_EXERCISE_: Check each line of the entries below for the string "alert" and state how many lines have it, with no other text.

╭─ STORED ROWS

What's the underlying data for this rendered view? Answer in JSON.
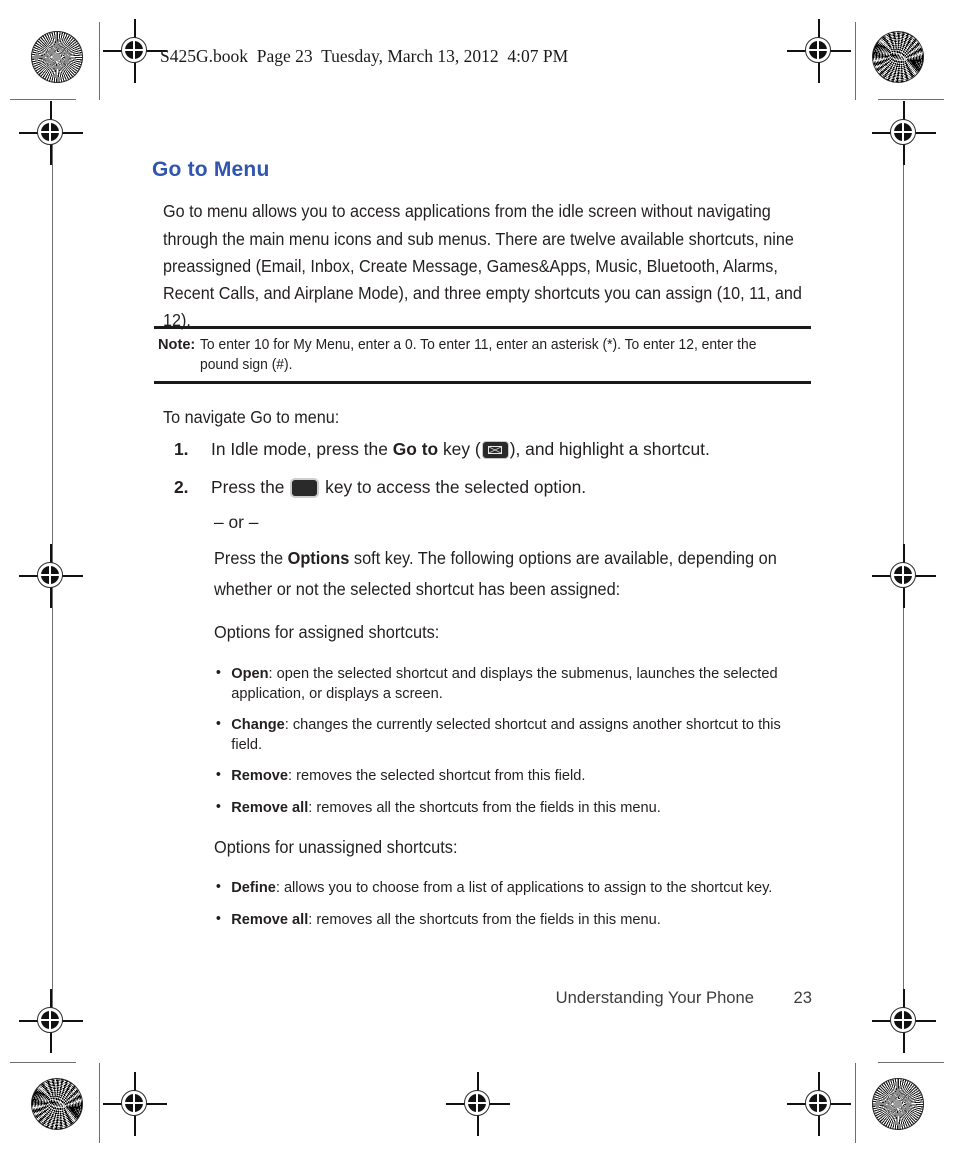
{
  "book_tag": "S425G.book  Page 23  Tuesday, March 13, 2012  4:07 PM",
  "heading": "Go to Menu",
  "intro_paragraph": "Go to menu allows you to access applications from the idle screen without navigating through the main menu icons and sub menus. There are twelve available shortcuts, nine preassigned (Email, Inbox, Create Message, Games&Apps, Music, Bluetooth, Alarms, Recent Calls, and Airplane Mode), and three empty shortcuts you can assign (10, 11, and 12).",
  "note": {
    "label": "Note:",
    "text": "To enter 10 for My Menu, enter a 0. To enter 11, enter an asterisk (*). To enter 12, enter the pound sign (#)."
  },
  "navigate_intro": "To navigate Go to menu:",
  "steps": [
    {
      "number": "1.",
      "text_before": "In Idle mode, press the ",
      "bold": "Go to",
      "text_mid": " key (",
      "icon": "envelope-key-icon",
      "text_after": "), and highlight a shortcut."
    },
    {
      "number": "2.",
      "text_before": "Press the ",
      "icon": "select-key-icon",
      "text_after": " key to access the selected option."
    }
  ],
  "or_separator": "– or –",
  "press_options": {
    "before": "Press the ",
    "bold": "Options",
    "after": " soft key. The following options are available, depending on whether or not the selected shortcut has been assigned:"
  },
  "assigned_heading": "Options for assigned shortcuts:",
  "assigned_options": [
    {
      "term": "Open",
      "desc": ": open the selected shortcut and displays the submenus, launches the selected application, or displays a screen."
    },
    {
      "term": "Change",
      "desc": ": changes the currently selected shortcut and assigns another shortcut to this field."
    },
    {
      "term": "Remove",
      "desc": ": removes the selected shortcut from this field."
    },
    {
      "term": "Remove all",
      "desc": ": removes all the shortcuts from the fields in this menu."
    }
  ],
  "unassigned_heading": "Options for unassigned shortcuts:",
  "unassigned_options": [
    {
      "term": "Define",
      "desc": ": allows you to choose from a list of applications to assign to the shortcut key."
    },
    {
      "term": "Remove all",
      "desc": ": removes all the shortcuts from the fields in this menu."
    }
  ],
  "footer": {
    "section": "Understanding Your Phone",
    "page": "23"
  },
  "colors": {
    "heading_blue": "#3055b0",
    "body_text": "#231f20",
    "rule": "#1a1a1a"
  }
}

╰─
╭─ STORED ROWS

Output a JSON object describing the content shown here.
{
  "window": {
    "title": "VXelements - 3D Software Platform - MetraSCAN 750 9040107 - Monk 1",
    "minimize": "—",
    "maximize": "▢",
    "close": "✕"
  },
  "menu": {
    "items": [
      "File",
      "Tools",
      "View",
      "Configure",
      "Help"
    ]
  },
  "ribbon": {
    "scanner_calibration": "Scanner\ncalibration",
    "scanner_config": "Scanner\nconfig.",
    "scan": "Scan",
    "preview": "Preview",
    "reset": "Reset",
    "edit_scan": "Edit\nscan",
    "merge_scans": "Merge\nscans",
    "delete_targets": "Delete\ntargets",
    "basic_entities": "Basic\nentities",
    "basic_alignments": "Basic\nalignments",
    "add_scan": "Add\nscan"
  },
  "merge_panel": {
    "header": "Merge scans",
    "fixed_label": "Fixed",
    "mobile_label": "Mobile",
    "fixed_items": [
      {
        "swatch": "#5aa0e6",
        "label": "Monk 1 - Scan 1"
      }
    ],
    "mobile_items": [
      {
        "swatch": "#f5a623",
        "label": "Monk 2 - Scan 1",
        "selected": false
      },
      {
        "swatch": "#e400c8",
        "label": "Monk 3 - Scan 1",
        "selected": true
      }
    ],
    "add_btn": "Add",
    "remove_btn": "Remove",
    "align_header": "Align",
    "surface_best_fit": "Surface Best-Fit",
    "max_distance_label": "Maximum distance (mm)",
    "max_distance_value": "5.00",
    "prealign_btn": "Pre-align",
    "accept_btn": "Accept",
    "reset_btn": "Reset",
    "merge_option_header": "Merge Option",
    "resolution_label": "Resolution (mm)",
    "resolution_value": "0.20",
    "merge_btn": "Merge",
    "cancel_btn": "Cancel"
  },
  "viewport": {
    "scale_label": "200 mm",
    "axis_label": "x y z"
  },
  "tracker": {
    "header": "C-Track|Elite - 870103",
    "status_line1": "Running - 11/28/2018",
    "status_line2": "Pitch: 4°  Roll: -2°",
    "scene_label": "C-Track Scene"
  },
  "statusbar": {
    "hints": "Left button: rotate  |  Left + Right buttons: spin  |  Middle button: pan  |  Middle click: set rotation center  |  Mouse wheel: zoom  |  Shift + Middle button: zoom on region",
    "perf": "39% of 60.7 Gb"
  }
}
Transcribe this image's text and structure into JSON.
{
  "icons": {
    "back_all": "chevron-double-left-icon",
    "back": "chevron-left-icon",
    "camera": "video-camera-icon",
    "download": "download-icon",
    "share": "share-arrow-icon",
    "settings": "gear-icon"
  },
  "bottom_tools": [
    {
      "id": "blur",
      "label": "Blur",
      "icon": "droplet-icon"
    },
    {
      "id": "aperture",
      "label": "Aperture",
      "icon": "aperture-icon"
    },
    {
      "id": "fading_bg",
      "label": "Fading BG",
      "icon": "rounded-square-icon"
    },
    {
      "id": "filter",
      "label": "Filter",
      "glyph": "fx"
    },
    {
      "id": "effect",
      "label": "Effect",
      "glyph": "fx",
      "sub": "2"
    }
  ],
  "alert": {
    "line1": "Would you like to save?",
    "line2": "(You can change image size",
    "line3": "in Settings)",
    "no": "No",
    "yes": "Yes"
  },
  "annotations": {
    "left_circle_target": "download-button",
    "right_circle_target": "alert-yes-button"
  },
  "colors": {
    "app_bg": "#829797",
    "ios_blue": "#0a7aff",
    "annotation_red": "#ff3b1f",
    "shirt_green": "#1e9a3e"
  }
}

╰─
╭─ STORED ROWS

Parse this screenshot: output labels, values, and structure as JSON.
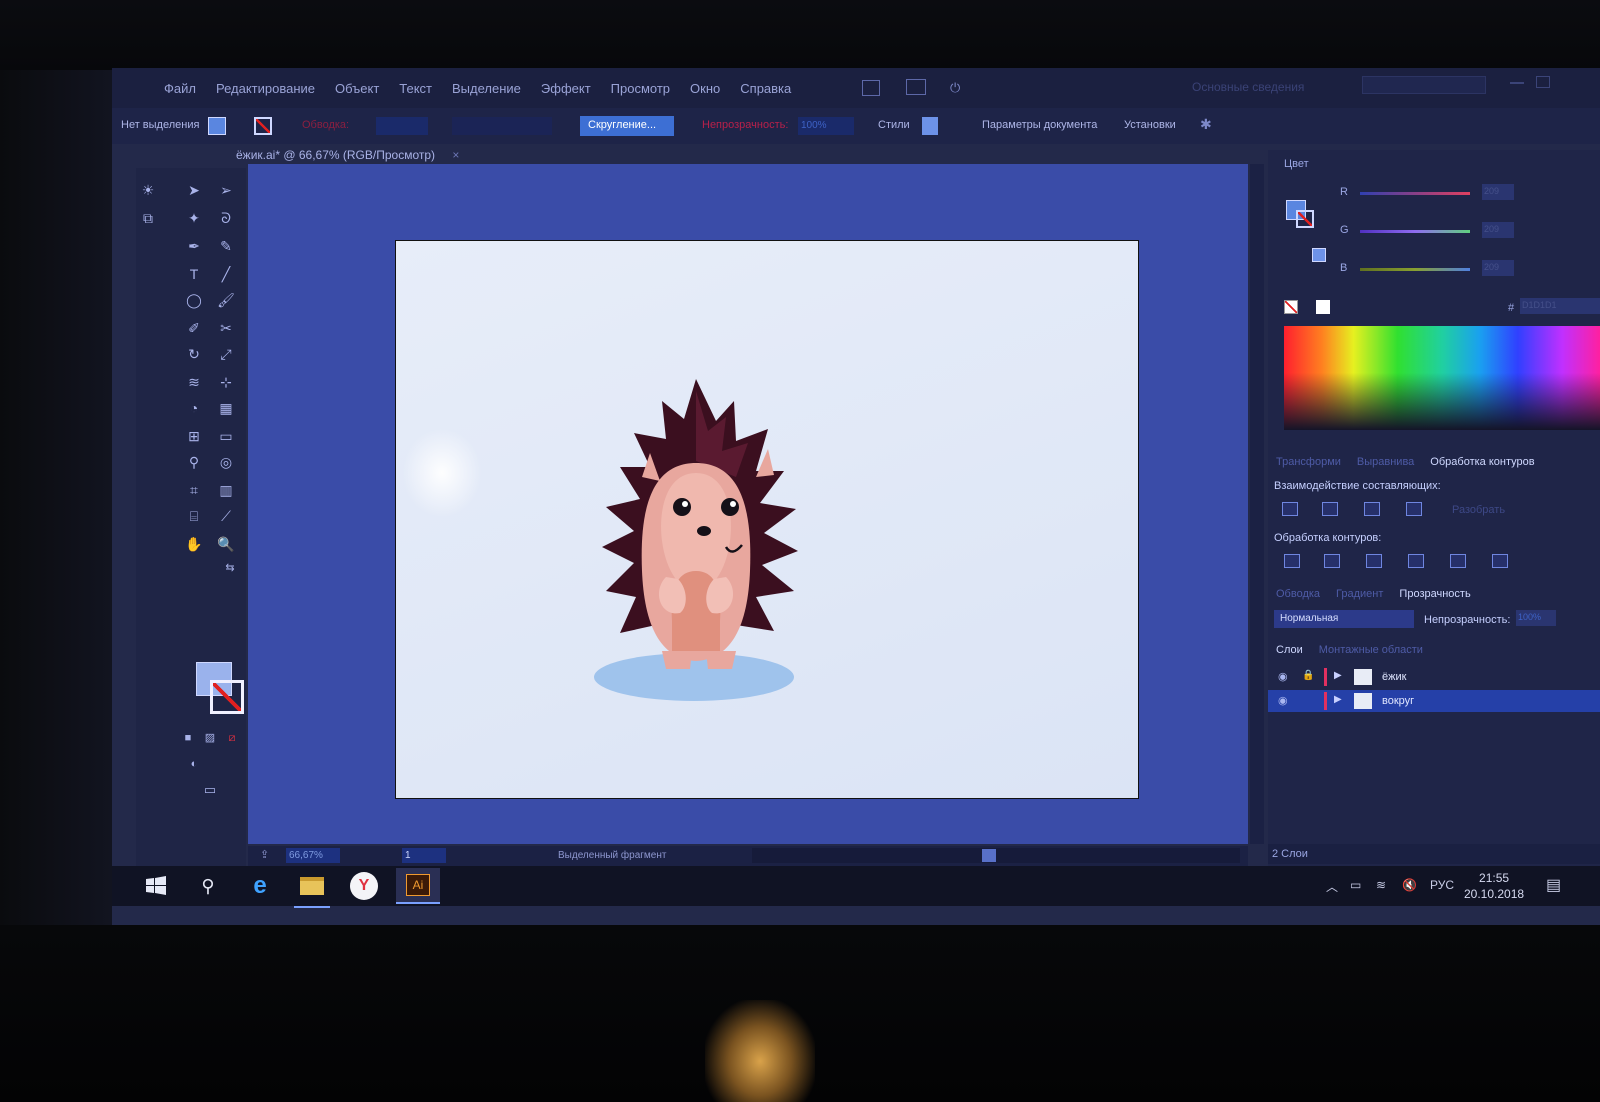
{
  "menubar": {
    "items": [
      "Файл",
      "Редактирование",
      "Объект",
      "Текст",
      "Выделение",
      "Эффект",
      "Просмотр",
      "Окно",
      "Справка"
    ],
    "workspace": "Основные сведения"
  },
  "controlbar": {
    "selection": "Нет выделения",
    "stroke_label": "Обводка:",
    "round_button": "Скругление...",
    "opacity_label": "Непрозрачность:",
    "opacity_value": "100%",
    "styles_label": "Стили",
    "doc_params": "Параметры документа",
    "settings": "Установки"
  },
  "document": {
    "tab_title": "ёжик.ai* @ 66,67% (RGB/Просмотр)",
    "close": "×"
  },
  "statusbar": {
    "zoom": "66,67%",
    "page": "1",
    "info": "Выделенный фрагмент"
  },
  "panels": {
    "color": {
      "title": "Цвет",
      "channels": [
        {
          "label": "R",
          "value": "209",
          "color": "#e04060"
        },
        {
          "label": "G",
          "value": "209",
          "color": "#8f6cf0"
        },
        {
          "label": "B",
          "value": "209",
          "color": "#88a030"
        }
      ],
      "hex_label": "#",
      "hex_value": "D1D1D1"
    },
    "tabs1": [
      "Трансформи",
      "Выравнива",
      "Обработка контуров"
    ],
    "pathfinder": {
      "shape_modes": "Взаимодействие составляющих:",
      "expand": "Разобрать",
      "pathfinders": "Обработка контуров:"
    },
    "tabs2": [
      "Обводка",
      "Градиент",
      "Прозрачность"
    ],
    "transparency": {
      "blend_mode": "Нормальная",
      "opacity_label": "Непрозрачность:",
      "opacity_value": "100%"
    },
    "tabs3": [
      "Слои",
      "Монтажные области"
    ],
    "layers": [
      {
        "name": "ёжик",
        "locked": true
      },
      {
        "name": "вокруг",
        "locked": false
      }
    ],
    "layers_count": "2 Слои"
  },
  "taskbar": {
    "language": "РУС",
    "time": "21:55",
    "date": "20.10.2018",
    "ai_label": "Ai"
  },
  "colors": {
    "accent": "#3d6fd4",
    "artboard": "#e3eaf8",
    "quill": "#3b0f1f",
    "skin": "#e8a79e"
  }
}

╰─

_OUTPUT_: 2